The exercise: Copy out each line that includes the word "content".

Exercise materials:

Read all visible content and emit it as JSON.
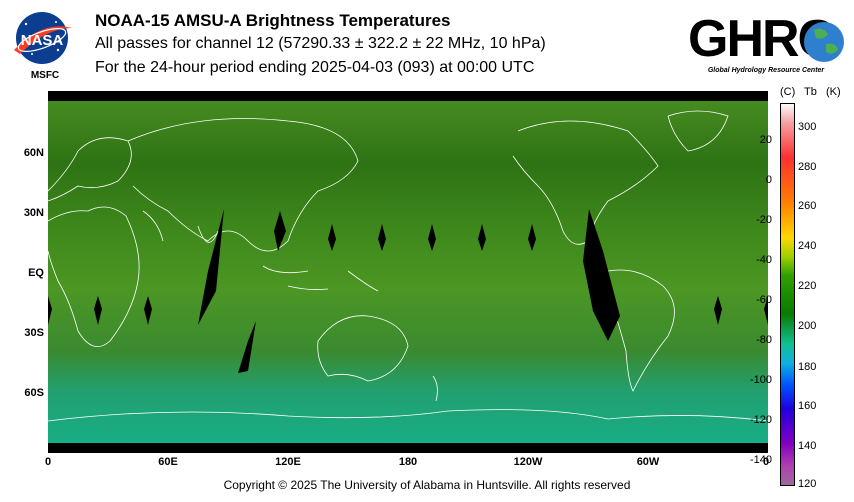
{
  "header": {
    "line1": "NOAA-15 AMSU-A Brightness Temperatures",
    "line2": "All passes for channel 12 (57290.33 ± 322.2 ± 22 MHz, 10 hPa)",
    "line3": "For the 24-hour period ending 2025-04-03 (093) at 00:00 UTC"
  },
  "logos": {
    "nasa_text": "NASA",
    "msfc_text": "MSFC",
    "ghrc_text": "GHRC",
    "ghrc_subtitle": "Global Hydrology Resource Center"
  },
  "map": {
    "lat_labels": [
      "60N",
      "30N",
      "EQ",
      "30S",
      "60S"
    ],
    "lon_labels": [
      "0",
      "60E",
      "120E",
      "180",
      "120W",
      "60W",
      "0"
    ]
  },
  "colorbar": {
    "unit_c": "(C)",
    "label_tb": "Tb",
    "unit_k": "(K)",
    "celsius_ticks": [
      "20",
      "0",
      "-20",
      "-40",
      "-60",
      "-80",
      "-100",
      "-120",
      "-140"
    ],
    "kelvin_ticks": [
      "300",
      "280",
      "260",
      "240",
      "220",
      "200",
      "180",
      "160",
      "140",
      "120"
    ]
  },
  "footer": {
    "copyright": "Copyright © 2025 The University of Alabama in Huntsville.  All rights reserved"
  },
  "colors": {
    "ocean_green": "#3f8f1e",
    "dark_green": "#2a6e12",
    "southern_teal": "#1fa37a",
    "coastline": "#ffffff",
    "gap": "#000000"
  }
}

...

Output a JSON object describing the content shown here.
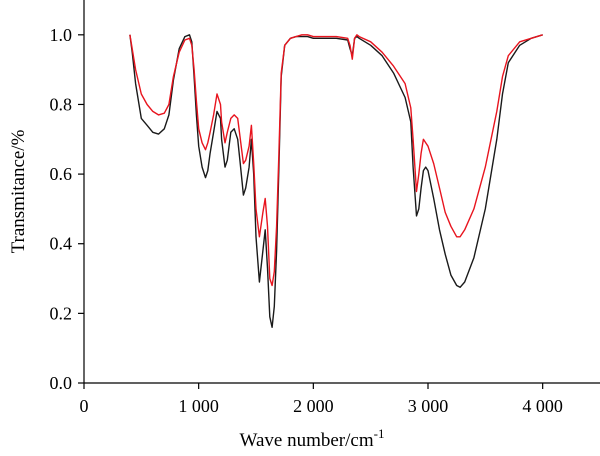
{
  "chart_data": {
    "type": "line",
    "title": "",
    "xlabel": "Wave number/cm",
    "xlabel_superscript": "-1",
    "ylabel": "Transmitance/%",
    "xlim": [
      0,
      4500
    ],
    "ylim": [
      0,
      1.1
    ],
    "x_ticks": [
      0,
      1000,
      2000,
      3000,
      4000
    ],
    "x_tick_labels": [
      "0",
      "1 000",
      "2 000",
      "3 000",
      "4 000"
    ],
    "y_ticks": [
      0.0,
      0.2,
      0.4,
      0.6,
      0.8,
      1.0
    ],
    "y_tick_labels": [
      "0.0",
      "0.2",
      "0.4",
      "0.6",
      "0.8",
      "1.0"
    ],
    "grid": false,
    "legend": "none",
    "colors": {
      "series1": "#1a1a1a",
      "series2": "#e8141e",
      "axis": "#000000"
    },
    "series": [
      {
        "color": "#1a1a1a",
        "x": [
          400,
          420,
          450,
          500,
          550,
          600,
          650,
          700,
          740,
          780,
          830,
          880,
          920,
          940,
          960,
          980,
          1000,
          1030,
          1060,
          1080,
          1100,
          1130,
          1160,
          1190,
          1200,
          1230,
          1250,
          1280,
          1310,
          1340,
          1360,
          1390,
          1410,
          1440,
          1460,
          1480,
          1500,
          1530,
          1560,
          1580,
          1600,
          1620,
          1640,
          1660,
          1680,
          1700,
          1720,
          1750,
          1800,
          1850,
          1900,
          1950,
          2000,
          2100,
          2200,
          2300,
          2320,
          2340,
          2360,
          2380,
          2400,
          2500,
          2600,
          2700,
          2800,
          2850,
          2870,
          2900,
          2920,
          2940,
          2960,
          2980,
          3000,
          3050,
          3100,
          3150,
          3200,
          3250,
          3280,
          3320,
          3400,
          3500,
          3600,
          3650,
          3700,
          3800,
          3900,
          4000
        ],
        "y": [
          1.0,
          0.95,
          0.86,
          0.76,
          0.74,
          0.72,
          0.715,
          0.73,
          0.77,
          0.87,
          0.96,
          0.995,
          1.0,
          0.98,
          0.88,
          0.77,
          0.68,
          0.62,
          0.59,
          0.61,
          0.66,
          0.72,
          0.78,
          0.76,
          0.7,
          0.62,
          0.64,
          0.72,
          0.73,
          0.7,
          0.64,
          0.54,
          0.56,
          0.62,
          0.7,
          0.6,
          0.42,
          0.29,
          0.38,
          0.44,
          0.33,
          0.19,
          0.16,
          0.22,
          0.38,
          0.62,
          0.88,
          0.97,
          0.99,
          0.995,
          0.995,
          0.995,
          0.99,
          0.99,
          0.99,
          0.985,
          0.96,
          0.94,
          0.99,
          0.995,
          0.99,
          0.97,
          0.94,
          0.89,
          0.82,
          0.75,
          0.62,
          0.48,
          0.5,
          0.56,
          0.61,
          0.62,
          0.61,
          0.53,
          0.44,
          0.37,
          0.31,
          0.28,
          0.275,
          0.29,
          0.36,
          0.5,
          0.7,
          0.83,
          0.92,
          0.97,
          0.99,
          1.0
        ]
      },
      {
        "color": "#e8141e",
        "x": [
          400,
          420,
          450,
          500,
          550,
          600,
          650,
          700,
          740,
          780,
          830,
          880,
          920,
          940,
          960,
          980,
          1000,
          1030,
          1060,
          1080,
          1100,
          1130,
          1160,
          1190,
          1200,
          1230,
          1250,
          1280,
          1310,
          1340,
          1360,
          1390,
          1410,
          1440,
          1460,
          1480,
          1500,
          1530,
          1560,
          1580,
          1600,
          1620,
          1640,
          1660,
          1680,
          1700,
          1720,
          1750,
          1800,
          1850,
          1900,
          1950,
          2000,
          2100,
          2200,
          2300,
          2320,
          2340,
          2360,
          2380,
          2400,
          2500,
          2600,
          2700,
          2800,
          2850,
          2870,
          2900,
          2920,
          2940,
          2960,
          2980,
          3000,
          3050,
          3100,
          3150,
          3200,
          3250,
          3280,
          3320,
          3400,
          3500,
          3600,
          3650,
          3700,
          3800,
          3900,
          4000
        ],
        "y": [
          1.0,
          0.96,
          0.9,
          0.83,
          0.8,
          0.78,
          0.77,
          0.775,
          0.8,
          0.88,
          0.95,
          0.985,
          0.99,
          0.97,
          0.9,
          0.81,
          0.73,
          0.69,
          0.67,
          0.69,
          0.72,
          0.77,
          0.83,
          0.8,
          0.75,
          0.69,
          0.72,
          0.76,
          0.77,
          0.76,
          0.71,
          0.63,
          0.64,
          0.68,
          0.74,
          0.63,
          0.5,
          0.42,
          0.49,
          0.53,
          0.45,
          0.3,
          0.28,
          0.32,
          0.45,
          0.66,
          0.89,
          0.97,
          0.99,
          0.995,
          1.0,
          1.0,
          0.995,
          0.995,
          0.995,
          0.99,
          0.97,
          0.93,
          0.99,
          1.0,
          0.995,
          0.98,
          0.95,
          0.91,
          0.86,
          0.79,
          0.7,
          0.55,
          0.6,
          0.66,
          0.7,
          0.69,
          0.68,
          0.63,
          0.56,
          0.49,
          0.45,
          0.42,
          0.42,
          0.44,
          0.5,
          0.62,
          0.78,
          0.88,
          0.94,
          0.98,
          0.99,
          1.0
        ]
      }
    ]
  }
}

...

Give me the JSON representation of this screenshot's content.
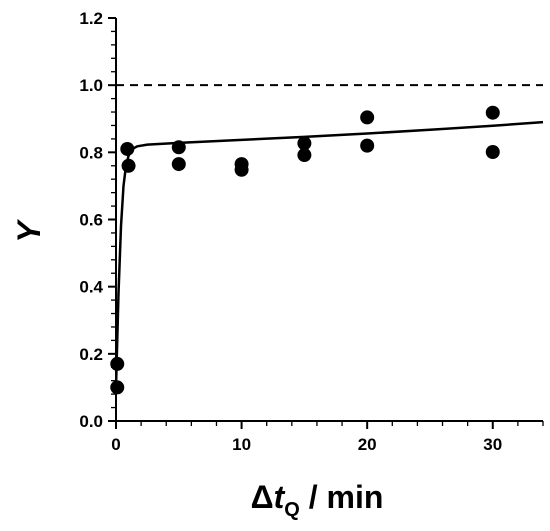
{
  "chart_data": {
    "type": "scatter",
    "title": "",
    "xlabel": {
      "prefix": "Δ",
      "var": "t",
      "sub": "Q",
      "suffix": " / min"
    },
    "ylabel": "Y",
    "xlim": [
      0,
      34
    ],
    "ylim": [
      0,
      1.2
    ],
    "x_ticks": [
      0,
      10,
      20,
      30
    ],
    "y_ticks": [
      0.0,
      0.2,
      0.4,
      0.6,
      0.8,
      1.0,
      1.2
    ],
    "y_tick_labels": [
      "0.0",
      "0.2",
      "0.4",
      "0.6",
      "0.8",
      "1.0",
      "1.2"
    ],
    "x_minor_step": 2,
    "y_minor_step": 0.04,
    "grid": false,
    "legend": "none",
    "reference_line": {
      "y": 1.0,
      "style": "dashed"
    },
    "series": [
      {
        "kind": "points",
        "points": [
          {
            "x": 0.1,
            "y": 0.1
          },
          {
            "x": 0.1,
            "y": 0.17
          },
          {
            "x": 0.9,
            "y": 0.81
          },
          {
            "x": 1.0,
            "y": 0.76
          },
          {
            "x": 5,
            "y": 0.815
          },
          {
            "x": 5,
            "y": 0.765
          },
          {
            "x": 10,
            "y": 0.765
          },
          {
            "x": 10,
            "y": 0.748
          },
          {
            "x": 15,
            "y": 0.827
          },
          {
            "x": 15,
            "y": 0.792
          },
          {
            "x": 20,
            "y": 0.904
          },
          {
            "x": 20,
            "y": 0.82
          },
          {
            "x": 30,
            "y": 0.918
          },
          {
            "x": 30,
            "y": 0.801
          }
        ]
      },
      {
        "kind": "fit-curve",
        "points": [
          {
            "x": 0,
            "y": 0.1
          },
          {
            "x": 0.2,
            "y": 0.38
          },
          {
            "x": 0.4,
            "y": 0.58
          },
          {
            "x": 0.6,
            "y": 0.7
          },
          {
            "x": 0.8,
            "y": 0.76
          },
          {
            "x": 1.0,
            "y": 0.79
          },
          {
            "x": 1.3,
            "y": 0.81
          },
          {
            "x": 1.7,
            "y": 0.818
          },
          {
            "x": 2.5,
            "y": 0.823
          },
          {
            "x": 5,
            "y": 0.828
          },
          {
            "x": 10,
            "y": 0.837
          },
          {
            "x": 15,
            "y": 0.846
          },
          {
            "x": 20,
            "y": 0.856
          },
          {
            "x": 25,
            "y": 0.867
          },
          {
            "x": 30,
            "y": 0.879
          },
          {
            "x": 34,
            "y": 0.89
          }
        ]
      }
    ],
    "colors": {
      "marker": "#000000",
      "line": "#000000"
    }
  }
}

Answer:
Read all visible content and emit it as JSON.
Output a JSON object describing the content shown here.
Give me the JSON representation of this screenshot's content.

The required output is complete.